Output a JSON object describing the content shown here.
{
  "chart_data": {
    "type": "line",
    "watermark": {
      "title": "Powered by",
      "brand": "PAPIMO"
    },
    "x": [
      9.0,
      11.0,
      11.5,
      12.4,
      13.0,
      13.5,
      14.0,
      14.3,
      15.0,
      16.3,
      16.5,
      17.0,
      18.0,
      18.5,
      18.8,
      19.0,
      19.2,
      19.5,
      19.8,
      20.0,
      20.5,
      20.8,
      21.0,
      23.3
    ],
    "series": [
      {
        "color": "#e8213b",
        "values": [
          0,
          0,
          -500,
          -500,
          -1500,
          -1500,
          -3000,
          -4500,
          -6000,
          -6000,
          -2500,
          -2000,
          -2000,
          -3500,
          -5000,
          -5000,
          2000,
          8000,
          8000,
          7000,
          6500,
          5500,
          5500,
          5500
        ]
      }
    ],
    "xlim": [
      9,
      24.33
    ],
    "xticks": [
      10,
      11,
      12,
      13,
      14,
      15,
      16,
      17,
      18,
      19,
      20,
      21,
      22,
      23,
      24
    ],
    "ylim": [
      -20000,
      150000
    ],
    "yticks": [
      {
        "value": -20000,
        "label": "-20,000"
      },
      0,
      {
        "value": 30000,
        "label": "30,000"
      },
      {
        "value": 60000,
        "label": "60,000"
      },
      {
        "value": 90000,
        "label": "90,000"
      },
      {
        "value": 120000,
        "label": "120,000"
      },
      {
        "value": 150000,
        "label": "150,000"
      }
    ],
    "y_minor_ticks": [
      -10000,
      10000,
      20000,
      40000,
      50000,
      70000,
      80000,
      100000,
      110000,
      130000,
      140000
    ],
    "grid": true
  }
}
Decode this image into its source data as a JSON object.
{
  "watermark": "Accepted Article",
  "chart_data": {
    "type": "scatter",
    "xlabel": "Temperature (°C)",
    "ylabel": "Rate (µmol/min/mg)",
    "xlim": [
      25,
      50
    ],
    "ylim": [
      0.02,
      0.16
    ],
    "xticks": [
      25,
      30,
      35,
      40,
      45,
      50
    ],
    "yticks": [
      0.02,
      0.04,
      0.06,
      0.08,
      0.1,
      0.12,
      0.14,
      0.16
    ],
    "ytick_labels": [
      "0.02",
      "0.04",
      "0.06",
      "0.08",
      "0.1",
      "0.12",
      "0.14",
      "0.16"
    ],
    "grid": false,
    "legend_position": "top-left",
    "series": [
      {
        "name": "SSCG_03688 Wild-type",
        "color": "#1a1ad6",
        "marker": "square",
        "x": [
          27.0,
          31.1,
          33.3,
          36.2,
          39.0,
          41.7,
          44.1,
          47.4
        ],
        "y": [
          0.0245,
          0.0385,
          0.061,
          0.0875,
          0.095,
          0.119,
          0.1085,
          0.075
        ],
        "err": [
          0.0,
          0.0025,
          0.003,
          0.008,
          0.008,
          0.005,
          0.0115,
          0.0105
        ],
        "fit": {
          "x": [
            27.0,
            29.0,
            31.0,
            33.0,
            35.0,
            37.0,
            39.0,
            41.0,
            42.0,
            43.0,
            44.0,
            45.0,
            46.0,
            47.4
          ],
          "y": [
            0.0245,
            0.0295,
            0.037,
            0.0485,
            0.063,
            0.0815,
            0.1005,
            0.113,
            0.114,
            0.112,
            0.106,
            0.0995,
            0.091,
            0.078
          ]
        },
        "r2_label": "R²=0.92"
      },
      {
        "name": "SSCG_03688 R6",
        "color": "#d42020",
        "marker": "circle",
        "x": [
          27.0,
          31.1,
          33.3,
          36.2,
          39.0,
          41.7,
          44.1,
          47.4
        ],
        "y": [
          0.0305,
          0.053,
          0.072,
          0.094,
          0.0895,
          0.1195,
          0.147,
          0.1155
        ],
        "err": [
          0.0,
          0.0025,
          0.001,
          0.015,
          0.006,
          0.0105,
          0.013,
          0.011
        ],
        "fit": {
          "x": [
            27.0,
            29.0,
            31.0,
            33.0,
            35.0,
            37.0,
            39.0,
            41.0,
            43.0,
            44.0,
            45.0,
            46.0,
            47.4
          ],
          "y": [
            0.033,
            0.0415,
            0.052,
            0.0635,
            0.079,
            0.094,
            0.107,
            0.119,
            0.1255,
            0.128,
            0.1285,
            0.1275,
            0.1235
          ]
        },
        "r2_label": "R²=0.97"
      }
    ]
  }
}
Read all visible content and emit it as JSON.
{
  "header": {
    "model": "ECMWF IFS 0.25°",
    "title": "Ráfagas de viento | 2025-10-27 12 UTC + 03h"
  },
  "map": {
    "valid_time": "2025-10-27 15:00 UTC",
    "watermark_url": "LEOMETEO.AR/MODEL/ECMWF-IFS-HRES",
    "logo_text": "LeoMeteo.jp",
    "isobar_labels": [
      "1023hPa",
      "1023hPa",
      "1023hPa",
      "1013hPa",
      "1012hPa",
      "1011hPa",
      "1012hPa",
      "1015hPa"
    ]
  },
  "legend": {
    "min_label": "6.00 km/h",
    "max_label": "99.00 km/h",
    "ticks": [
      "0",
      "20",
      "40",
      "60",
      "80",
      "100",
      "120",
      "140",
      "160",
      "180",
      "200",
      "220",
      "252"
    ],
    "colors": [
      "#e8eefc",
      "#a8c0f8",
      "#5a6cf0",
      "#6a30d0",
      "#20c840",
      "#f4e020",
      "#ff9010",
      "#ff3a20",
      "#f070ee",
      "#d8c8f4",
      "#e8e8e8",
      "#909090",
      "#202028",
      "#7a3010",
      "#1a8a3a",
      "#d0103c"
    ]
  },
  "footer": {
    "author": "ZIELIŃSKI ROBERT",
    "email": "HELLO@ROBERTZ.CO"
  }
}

**Do this**
Set down each entry again, unchanged.

**Task response**
Output a JSON object describing the content shown here.
{
  "chart_data": {
    "type": "line",
    "watermark": {
      "title": "Powered by",
      "brand": "PAPIMO"
    },
    "x": [
      9.0,
      11.0,
      11.5,
      12.4,
      13.0,
      13.5,
      14.0,
      14.3,
      15.0,
      16.3,
      16.5,
      17.0,
      18.0,
      18.5,
      18.8,
      19.0,
      19.2,
      19.5,
      19.8,
      20.0,
      20.5,
      20.8,
      21.0,
      23.3
    ],
    "series": [
      {
        "color": "#e8213b",
        "values": [
          0,
          0,
          -500,
          -500,
          -1500,
          -1500,
          -3000,
          -4500,
          -6000,
          -6000,
          -2500,
          -2000,
          -2000,
          -3500,
          -5000,
          -5000,
          2000,
          8000,
          8000,
          7000,
          6500,
          5500,
          5500,
          5500
        ]
      }
    ],
    "xlim": [
      9,
      24.33
    ],
    "xticks": [
      10,
      11,
      12,
      13,
      14,
      15,
      16,
      17,
      18,
      19,
      20,
      21,
      22,
      23,
      24
    ],
    "ylim": [
      -20000,
      150000
    ],
    "yticks": [
      {
        "value": -20000,
        "label": "-20,000"
      },
      0,
      {
        "value": 30000,
        "label": "30,000"
      },
      {
        "value": 60000,
        "label": "60,000"
      },
      {
        "value": 90000,
        "label": "90,000"
      },
      {
        "value": 120000,
        "label": "120,000"
      },
      {
        "value": 150000,
        "label": "150,000"
      }
    ],
    "y_minor_ticks": [
      -10000,
      10000,
      20000,
      40000,
      50000,
      70000,
      80000,
      100000,
      110000,
      130000,
      140000
    ],
    "grid": true
  }
}
Decode this image into its source data as a JSON object.
{
  "watermark": "Accepted Article",
  "chart_data": {
    "type": "scatter",
    "xlabel": "Temperature (°C)",
    "ylabel": "Rate (µmol/min/mg)",
    "xlim": [
      25,
      50
    ],
    "ylim": [
      0.02,
      0.16
    ],
    "xticks": [
      25,
      30,
      35,
      40,
      45,
      50
    ],
    "yticks": [
      0.02,
      0.04,
      0.06,
      0.08,
      0.1,
      0.12,
      0.14,
      0.16
    ],
    "ytick_labels": [
      "0.02",
      "0.04",
      "0.06",
      "0.08",
      "0.1",
      "0.12",
      "0.14",
      "0.16"
    ],
    "grid": false,
    "legend_position": "top-left",
    "series": [
      {
        "name": "SSCG_03688 Wild-type",
        "color": "#1a1ad6",
        "marker": "square",
        "x": [
          27.0,
          31.1,
          33.3,
          36.2,
          39.0,
          41.7,
          44.1,
          47.4
        ],
        "y": [
          0.0245,
          0.0385,
          0.061,
          0.0875,
          0.095,
          0.119,
          0.1085,
          0.075
        ],
        "err": [
          0.0,
          0.0025,
          0.003,
          0.008,
          0.008,
          0.005,
          0.0115,
          0.0105
        ],
        "fit": {
          "x": [
            27.0,
            29.0,
            31.0,
            33.0,
            35.0,
            37.0,
            39.0,
            41.0,
            42.0,
            43.0,
            44.0,
            45.0,
            46.0,
            47.4
          ],
          "y": [
            0.0245,
            0.0295,
            0.037,
            0.0485,
            0.063,
            0.0815,
            0.1005,
            0.113,
            0.114,
            0.112,
            0.106,
            0.0995,
            0.091,
            0.078
          ]
        },
        "r2_label": "R²=0.92"
      },
      {
        "name": "SSCG_03688 R6",
        "color": "#d42020",
        "marker": "circle",
        "x": [
          27.0,
          31.1,
          33.3,
          36.2,
          39.0,
          41.7,
          44.1,
          47.4
        ],
        "y": [
          0.0305,
          0.053,
          0.072,
          0.094,
          0.0895,
          0.1195,
          0.147,
          0.1155
        ],
        "err": [
          0.0,
          0.0025,
          0.001,
          0.015,
          0.006,
          0.0105,
          0.013,
          0.011
        ],
        "fit": {
          "x": [
            27.0,
            29.0,
            31.0,
            33.0,
            35.0,
            37.0,
            39.0,
            41.0,
            43.0,
            44.0,
            45.0,
            46.0,
            47.4
          ],
          "y": [
            0.033,
            0.0415,
            0.052,
            0.0635,
            0.079,
            0.094,
            0.107,
            0.119,
            0.1255,
            0.128,
            0.1285,
            0.1275,
            0.1235
          ]
        },
        "r2_label": "R²=0.97"
      }
    ]
  }
}
Read all visible content and emit it as JSON.
{
  "header": {
    "model": "ECMWF IFS 0.25°",
    "title": "Ráfagas de viento | 2025-10-27 12 UTC + 03h"
  },
  "map": {
    "valid_time": "2025-10-27 15:00 UTC",
    "watermark_url": "LEOMETEO.AR/MODEL/ECMWF-IFS-HRES",
    "logo_text": "LeoMeteo.jp",
    "isobar_labels": [
      "1023hPa",
      "1023hPa",
      "1023hPa",
      "1013hPa",
      "1012hPa",
      "1011hPa",
      "1012hPa",
      "1015hPa"
    ]
  },
  "legend": {
    "min_label": "6.00 km/h",
    "max_label": "99.00 km/h",
    "ticks": [
      "0",
      "20",
      "40",
      "60",
      "80",
      "100",
      "120",
      "140",
      "160",
      "180",
      "200",
      "220",
      "252"
    ],
    "colors": [
      "#e8eefc",
      "#a8c0f8",
      "#5a6cf0",
      "#6a30d0",
      "#20c840",
      "#f4e020",
      "#ff9010",
      "#ff3a20",
      "#f070ee",
      "#d8c8f4",
      "#e8e8e8",
      "#909090",
      "#202028",
      "#7a3010",
      "#1a8a3a",
      "#d0103c"
    ]
  },
  "footer": {
    "author": "ZIELIŃSKI ROBERT",
    "email": "HELLO@ROBERTZ.CO"
  }
}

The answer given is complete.